--- Given instruction ---
In full and without deviation, write out the entries that follow.

--- Extracted data ---

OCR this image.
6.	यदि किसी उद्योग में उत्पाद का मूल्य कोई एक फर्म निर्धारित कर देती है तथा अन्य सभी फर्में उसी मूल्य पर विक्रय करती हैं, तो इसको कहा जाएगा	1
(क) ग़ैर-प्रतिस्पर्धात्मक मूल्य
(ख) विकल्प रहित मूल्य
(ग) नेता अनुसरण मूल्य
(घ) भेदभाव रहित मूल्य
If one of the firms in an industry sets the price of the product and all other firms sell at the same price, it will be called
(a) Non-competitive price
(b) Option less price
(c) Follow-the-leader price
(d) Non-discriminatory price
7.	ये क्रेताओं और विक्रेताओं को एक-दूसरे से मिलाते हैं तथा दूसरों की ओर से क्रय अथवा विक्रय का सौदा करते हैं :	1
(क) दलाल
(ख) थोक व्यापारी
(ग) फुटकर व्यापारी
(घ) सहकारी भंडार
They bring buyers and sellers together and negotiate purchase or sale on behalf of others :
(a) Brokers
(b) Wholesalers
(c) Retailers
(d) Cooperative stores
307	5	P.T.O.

--- Result for this task ---
OCR this image.
6.	यदि किसी उद्योग में उत्पाद का मूल्य कोई एक फर्म निर्धारित कर देती है तथा अन्य सभी फर्में उसी मूल्य पर विक्रय करती हैं, तो इसको कहा जाएगा	1
(क) ग़ैर-प्रतिस्पर्धात्मक मूल्य
(ख) विकल्प रहित मूल्य
(ग) नेता अनुसरण मूल्य
(घ) भेदभाव रहित मूल्य
If one of the firms in an industry sets the price of the product and all other firms sell at the same price, it will be called
(a) Non-competitive price
(b) Option less price
(c) Follow-the-leader price
(d) Non-discriminatory price
7.	ये क्रेताओं और विक्रेताओं को एक-दूसरे से मिलाते हैं तथा दूसरों की ओर से क्रय अथवा विक्रय का सौदा करते हैं :	1
(क) दलाल
(ख) थोक व्यापारी
(ग) फुटकर व्यापारी
(घ) सहकारी भंडार
They bring buyers and sellers together and negotiate purchase or sale on behalf of others :
(a) Brokers
(b) Wholesalers
(c) Retailers
(d) Cooperative stores
307	5	P.T.O.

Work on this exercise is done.